Given task — Go through the listing below and list every line with "Виміряйте".

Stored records
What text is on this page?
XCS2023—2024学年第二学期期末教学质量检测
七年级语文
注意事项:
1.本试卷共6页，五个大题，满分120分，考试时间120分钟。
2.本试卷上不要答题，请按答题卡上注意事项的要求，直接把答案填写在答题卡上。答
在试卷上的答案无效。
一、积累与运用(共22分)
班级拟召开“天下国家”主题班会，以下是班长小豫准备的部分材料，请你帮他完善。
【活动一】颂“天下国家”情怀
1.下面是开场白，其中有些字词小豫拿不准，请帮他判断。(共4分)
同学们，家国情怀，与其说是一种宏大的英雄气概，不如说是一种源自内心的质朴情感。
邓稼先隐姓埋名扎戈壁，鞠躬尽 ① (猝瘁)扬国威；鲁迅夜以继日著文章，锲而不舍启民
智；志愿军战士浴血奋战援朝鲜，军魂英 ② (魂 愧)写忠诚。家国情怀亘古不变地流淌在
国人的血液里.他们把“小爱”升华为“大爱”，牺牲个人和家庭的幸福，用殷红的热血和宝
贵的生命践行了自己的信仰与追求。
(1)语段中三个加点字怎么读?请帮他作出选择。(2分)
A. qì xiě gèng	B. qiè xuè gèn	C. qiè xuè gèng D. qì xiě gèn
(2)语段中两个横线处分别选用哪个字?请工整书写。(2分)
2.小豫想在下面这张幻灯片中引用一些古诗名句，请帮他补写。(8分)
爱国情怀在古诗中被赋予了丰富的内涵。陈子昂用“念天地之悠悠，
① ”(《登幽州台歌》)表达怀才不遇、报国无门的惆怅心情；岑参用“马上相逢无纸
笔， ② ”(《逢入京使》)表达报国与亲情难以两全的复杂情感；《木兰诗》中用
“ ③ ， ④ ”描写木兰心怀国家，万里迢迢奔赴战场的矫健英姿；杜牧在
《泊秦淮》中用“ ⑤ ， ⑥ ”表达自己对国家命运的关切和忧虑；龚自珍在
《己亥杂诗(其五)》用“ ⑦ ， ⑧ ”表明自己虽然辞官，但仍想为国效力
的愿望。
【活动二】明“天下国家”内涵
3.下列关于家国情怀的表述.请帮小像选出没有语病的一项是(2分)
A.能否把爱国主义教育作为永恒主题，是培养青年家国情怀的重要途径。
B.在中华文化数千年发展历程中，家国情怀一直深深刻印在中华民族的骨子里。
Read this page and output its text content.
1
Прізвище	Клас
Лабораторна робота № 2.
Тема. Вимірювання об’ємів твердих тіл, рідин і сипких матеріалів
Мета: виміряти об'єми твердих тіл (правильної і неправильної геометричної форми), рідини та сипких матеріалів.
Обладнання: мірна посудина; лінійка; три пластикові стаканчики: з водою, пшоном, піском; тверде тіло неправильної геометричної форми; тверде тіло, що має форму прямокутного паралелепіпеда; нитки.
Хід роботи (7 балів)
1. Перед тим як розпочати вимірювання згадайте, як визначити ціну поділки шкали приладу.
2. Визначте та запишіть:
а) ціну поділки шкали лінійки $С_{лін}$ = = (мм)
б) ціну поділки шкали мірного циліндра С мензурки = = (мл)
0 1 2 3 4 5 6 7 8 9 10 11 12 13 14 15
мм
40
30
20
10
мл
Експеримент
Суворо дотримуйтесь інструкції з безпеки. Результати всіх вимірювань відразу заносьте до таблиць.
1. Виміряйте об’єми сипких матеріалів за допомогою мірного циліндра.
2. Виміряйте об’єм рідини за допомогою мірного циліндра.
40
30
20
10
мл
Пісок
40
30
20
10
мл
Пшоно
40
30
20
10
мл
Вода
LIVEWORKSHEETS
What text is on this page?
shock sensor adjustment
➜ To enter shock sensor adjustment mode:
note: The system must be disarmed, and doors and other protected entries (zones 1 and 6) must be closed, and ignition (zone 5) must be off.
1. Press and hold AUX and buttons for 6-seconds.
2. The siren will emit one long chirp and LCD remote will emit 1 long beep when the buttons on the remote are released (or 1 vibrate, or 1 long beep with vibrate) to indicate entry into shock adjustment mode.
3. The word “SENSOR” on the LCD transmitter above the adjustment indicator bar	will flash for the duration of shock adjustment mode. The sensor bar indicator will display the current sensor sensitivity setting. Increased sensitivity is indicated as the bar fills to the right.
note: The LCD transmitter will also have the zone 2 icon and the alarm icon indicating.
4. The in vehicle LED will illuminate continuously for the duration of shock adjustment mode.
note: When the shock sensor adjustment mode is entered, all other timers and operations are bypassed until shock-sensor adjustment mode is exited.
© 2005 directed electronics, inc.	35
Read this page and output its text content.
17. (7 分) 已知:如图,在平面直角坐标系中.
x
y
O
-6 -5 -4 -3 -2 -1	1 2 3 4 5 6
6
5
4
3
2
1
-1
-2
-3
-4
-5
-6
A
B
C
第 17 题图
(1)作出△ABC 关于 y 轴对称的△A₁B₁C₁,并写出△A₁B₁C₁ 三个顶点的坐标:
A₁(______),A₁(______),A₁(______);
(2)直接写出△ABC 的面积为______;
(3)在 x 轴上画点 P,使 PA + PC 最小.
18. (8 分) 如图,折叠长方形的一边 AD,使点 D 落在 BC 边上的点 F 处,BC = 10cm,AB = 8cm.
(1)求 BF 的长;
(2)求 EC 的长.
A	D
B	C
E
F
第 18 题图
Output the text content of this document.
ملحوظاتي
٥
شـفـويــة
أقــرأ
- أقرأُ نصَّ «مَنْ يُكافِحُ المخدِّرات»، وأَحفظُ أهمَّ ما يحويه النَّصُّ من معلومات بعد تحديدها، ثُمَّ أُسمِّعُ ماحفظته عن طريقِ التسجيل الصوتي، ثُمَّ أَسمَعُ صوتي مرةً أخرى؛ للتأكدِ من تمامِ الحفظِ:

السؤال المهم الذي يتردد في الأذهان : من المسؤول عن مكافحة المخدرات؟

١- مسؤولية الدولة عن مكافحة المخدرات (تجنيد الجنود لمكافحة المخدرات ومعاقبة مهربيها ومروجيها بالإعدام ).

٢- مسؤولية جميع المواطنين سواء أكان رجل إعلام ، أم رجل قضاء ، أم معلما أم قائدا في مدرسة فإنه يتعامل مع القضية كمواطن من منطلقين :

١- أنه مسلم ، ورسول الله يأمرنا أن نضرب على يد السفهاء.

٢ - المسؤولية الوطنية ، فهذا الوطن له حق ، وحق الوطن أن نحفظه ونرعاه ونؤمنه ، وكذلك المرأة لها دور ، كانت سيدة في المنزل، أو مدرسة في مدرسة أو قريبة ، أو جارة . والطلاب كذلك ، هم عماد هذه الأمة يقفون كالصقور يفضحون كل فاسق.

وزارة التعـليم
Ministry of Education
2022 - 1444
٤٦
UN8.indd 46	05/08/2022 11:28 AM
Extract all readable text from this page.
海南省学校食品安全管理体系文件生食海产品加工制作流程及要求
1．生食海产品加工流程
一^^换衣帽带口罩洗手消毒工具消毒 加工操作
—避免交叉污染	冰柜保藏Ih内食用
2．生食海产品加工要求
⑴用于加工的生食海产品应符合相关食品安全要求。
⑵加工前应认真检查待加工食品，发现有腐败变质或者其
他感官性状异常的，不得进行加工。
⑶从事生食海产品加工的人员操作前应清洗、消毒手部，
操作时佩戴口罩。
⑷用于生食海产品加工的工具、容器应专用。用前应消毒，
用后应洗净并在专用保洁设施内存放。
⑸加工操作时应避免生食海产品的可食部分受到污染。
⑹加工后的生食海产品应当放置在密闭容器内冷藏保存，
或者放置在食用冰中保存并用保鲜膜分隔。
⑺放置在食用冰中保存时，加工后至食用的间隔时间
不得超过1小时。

Response —
1. Виміряйте об’єми сипких матеріалів за допомогою мірного циліндра.
2. Виміряйте об’єм рідини за допомогою мірного циліндра.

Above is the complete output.